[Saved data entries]
· · ·
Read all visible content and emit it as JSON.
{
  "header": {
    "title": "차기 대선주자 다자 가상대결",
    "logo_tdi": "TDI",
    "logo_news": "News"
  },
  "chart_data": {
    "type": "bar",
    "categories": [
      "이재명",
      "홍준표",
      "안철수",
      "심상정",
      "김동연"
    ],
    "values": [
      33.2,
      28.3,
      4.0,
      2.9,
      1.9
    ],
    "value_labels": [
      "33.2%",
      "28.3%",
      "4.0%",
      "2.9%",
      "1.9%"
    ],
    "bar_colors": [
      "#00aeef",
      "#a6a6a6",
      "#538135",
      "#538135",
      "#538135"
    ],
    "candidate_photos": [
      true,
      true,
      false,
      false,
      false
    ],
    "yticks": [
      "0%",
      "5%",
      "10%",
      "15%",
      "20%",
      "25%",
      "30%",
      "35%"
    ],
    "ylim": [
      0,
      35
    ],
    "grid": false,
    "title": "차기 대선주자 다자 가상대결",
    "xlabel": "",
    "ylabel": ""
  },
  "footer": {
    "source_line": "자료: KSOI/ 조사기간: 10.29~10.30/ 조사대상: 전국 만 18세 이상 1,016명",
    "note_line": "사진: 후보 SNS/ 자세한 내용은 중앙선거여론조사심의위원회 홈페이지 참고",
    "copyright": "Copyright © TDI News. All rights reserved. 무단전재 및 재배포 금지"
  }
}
· · ·
Return all of the data precisely as it appears.

Read all visible content and emit it as JSON.
{
  "header": {
    "title": "차기 대선주자 다자 가상대결",
    "logo_tdi": "TDI",
    "logo_news": "News"
  },
  "chart_data": {
    "type": "bar",
    "categories": [
      "이재명",
      "홍준표",
      "안철수",
      "심상정",
      "김동연"
    ],
    "values": [
      33.2,
      28.3,
      4.0,
      2.9,
      1.9
    ],
    "value_labels": [
      "33.2%",
      "28.3%",
      "4.0%",
      "2.9%",
      "1.9%"
    ],
    "bar_colors": [
      "#00aeef",
      "#a6a6a6",
      "#538135",
      "#538135",
      "#538135"
    ],
    "candidate_photos": [
      true,
      true,
      false,
      false,
      false
    ],
    "yticks": [
      "0%",
      "5%",
      "10%",
      "15%",
      "20%",
      "25%",
      "30%",
      "35%"
    ],
    "ylim": [
      0,
      35
    ],
    "grid": false,
    "title": "차기 대선주자 다자 가상대결",
    "xlabel": "",
    "ylabel": ""
  },
  "footer": {
    "source_line": "자료: KSOI/ 조사기간: 10.29~10.30/ 조사대상: 전국 만 18세 이상 1,016명",
    "note_line": "사진: 후보 SNS/ 자세한 내용은 중앙선거여론조사심의위원회 홈페이지 참고",
    "copyright": "Copyright © TDI News. All rights reserved. 무단전재 및 재배포 금지"
  }
}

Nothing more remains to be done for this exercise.